◆ Written problem: Write out all of the lines below, exactly and completely.

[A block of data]
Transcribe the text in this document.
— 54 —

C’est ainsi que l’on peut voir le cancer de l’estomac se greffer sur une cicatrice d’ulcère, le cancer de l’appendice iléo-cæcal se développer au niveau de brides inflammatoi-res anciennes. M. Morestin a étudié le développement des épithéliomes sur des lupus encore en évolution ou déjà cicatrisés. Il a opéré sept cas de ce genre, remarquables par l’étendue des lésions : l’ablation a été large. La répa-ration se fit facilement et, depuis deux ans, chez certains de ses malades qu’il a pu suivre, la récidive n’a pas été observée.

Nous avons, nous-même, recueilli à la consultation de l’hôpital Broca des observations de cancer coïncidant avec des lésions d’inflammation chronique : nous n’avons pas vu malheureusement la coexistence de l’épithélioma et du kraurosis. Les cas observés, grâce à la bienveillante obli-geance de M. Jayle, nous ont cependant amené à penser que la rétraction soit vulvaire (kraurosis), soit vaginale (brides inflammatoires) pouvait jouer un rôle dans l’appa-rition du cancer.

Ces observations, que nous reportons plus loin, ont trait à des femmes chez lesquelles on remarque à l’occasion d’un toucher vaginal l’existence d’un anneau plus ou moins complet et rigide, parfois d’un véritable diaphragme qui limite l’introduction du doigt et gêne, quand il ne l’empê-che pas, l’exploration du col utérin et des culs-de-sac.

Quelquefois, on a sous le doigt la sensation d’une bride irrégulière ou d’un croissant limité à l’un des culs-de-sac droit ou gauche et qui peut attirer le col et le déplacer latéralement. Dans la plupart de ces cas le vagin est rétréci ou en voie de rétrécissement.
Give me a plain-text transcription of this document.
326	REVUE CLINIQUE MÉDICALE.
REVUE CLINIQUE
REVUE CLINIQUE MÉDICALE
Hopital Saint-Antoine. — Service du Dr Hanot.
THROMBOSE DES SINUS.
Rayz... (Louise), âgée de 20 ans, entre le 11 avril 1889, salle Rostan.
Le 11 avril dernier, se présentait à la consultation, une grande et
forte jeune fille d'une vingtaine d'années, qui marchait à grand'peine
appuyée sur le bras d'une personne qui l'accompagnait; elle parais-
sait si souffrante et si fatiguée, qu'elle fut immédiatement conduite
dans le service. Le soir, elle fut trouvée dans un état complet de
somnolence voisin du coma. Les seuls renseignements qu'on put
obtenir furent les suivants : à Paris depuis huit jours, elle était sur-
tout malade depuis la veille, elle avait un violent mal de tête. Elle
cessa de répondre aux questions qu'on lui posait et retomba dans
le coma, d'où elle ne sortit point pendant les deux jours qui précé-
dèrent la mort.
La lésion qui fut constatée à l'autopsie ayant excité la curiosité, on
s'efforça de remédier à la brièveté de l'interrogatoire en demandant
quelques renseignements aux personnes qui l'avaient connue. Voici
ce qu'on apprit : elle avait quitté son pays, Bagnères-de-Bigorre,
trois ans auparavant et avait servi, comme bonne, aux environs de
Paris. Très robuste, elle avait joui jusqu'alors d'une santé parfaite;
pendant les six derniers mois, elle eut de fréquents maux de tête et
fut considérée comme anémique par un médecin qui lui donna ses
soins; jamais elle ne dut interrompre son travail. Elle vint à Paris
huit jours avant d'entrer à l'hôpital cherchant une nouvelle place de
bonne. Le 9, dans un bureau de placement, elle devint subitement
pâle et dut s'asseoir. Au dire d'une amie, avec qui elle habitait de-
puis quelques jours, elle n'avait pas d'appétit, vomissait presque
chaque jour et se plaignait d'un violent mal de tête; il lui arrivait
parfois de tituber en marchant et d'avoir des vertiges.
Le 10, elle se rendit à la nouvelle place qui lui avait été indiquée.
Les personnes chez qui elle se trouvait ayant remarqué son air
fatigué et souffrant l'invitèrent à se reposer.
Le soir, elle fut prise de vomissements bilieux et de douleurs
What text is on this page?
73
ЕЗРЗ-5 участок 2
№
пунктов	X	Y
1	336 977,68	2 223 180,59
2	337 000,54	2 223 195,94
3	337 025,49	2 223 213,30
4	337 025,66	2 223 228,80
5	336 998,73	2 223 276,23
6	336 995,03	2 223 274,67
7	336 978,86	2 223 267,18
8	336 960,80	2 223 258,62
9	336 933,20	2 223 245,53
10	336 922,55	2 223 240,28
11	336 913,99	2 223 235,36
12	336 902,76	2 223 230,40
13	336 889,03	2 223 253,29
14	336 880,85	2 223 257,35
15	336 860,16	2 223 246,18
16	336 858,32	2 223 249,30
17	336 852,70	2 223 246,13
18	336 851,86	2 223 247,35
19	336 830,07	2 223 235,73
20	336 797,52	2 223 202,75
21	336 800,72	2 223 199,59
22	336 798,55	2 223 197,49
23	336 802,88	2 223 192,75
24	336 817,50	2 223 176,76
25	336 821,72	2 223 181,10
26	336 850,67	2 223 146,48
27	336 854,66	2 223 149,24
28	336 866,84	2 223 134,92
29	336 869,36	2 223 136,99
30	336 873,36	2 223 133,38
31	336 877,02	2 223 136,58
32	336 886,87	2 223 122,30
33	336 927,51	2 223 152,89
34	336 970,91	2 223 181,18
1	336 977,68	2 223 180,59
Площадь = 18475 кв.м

◆ Full response:
Transcribe the text in this document.
— 54 —

C’est ainsi que l’on peut voir le cancer de l’estomac se greffer sur une cicatrice d’ulcère, le cancer de l’appendice iléo-cæcal se développer au niveau de brides inflammatoi-res anciennes. M. Morestin a étudié le développement des épithéliomes sur des lupus encore en évolution ou déjà cicatrisés. Il a opéré sept cas de ce genre, remarquables par l’étendue des lésions : l’ablation a été large. La répa-ration se fit facilement et, depuis deux ans, chez certains de ses malades qu’il a pu suivre, la récidive n’a pas été observée.

Nous avons, nous-même, recueilli à la consultation de l’hôpital Broca des observations de cancer coïncidant avec des lésions d’inflammation chronique : nous n’avons pas vu malheureusement la coexistence de l’épithélioma et du kraurosis. Les cas observés, grâce à la bienveillante obli-geance de M. Jayle, nous ont cependant amené à penser que la rétraction soit vulvaire (kraurosis), soit vaginale (brides inflammatoires) pouvait jouer un rôle dans l’appa-rition du cancer.

Ces observations, que nous reportons plus loin, ont trait à des femmes chez lesquelles on remarque à l’occasion d’un toucher vaginal l’existence d’un anneau plus ou moins complet et rigide, parfois d’un véritable diaphragme qui limite l’introduction du doigt et gêne, quand il ne l’empê-che pas, l’exploration du col utérin et des culs-de-sac.

Quelquefois, on a sous le doigt la sensation d’une bride irrégulière ou d’un croissant limité à l’un des culs-de-sac droit ou gauche et qui peut attirer le col et le déplacer latéralement. Dans la plupart de ces cas le vagin est rétréci ou en voie de rétrécissement.
Give me a plain-text transcription of this document.
326	REVUE CLINIQUE MÉDICALE.
REVUE CLINIQUE
REVUE CLINIQUE MÉDICALE
Hopital Saint-Antoine. — Service du Dr Hanot.
THROMBOSE DES SINUS.
Rayz... (Louise), âgée de 20 ans, entre le 11 avril 1889, salle Rostan.
Le 11 avril dernier, se présentait à la consultation, une grande et
forte jeune fille d'une vingtaine d'années, qui marchait à grand'peine
appuyée sur le bras d'une personne qui l'accompagnait; elle parais-
sait si souffrante et si fatiguée, qu'elle fut immédiatement conduite
dans le service. Le soir, elle fut trouvée dans un état complet de
somnolence voisin du coma. Les seuls renseignements qu'on put
obtenir furent les suivants : à Paris depuis huit jours, elle était sur-
tout malade depuis la veille, elle avait un violent mal de tête. Elle
cessa de répondre aux questions qu'on lui posait et retomba dans
le coma, d'où elle ne sortit point pendant les deux jours qui précé-
dèrent la mort.
La lésion qui fut constatée à l'autopsie ayant excité la curiosité, on
s'efforça de remédier à la brièveté de l'interrogatoire en demandant
quelques renseignements aux personnes qui l'avaient connue. Voici
ce qu'on apprit : elle avait quitté son pays, Bagnères-de-Bigorre,
trois ans auparavant et avait servi, comme bonne, aux environs de
Paris. Très robuste, elle avait joui jusqu'alors d'une santé parfaite;
pendant les six derniers mois, elle eut de fréquents maux de tête et
fut considérée comme anémique par un médecin qui lui donna ses
soins; jamais elle ne dut interrompre son travail. Elle vint à Paris
huit jours avant d'entrer à l'hôpital cherchant une nouvelle place de
bonne. Le 9, dans un bureau de placement, elle devint subitement
pâle et dut s'asseoir. Au dire d'une amie, avec qui elle habitait de-
puis quelques jours, elle n'avait pas d'appétit, vomissait presque
chaque jour et se plaignait d'un violent mal de tête; il lui arrivait
parfois de tituber en marchant et d'avoir des vertiges.
Le 10, elle se rendit à la nouvelle place qui lui avait été indiquée.
Les personnes chez qui elle se trouvait ayant remarqué son air
fatigué et souffrant l'invitèrent à se reposer.
Le soir, elle fut prise de vomissements bilieux et de douleurs
What text is on this page?
73
ЕЗРЗ-5 участок 2
№
пунктов	X	Y
1	336 977,68	2 223 180,59
2	337 000,54	2 223 195,94
3	337 025,49	2 223 213,30
4	337 025,66	2 223 228,80
5	336 998,73	2 223 276,23
6	336 995,03	2 223 274,67
7	336 978,86	2 223 267,18
8	336 960,80	2 223 258,62
9	336 933,20	2 223 245,53
10	336 922,55	2 223 240,28
11	336 913,99	2 223 235,36
12	336 902,76	2 223 230,40
13	336 889,03	2 223 253,29
14	336 880,85	2 223 257,35
15	336 860,16	2 223 246,18
16	336 858,32	2 223 249,30
17	336 852,70	2 223 246,13
18	336 851,86	2 223 247,35
19	336 830,07	2 223 235,73
20	336 797,52	2 223 202,75
21	336 800,72	2 223 199,59
22	336 798,55	2 223 197,49
23	336 802,88	2 223 192,75
24	336 817,50	2 223 176,76
25	336 821,72	2 223 181,10
26	336 850,67	2 223 146,48
27	336 854,66	2 223 149,24
28	336 866,84	2 223 134,92
29	336 869,36	2 223 136,99
30	336 873,36	2 223 133,38
31	336 877,02	2 223 136,58
32	336 886,87	2 223 122,30
33	336 927,51	2 223 152,89
34	336 970,91	2 223 181,18
1	336 977,68	2 223 180,59
Площадь = 18475 кв.м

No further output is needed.